● **What the task requires**
Go through each line of the records below and count those with the word "страны"; give only the total.

● **Entries shown**
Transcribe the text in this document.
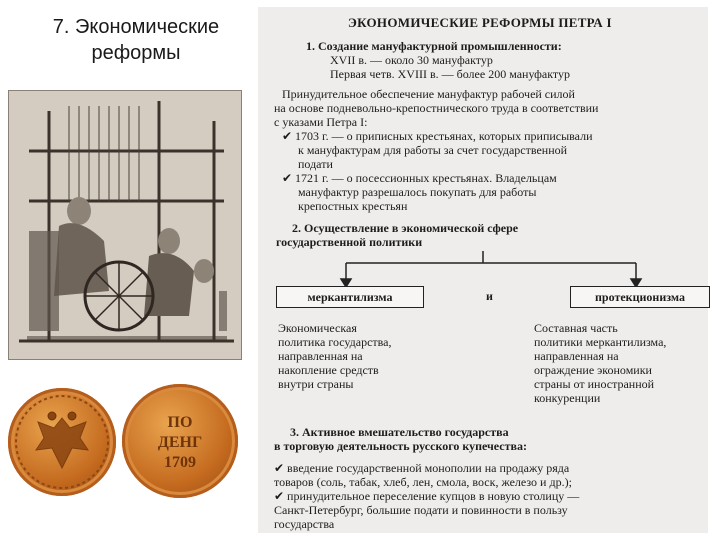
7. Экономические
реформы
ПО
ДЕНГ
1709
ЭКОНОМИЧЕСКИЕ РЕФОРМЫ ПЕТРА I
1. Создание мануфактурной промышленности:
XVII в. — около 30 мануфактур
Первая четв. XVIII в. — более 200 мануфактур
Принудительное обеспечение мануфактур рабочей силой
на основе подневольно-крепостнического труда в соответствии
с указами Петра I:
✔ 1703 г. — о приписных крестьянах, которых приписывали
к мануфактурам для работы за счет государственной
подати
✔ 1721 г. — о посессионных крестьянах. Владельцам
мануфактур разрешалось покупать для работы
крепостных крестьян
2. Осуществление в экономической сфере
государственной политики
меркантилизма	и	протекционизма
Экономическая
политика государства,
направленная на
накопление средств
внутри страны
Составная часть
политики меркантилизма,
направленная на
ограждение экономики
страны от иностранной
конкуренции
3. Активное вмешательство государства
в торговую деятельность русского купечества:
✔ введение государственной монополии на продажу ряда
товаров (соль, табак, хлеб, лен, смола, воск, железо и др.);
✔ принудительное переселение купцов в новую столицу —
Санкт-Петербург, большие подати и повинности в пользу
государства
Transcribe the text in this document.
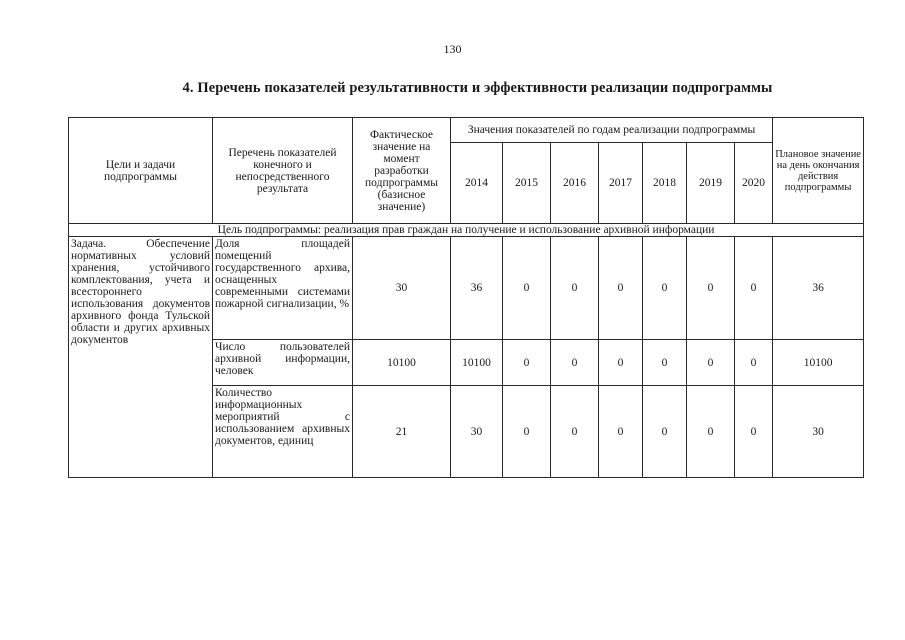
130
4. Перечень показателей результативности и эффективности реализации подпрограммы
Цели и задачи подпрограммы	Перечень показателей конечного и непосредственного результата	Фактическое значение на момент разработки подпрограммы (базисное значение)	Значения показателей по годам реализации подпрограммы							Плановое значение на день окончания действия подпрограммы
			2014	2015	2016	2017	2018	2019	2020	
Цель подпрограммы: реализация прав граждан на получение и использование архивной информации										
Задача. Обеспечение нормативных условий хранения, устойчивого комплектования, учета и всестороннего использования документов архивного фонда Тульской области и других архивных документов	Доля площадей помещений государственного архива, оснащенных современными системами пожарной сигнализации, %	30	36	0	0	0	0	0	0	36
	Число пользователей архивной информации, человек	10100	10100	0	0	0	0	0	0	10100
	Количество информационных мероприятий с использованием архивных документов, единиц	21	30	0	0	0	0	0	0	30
--
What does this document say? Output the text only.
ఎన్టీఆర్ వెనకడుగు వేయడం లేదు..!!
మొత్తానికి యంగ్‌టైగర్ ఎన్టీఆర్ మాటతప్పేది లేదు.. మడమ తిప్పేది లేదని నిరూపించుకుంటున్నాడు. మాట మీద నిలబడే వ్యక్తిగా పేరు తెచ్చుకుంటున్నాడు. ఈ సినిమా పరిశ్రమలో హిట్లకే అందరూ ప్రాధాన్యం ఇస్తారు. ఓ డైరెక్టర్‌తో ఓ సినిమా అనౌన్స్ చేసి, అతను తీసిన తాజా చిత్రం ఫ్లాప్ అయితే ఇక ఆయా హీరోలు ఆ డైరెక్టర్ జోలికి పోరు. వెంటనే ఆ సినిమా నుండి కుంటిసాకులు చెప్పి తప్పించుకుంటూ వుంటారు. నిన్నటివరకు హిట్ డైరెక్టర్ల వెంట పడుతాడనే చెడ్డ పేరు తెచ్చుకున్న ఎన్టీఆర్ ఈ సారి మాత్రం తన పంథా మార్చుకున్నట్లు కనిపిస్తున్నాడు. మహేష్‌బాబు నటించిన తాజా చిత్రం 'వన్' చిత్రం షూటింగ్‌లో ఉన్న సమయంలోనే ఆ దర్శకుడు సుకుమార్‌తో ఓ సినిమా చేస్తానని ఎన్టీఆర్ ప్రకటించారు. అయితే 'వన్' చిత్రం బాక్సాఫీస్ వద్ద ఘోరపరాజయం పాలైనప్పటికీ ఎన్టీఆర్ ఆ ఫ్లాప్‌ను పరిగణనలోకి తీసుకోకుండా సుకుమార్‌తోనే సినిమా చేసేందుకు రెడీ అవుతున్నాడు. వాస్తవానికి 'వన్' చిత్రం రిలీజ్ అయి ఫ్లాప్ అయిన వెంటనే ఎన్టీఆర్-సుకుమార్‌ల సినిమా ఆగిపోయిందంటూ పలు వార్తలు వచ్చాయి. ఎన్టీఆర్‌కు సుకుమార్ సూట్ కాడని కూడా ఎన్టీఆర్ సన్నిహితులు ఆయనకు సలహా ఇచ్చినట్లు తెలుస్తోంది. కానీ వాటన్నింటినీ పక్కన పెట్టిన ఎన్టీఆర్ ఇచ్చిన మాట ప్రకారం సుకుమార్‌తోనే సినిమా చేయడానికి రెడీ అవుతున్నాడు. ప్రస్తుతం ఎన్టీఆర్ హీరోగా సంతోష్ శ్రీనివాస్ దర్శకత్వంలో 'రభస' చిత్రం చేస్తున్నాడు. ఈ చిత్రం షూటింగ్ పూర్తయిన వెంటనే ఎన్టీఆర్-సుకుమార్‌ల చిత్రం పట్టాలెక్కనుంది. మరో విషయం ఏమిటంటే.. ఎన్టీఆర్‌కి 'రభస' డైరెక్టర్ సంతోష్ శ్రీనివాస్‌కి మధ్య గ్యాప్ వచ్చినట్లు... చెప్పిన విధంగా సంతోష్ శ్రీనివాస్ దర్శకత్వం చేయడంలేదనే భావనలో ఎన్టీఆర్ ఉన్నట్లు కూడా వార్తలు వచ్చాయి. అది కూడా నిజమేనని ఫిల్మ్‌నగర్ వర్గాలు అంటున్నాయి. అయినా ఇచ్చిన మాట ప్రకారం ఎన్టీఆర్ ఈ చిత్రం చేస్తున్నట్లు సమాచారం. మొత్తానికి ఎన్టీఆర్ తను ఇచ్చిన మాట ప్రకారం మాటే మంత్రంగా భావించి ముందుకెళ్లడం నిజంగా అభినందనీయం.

● **Reply**
2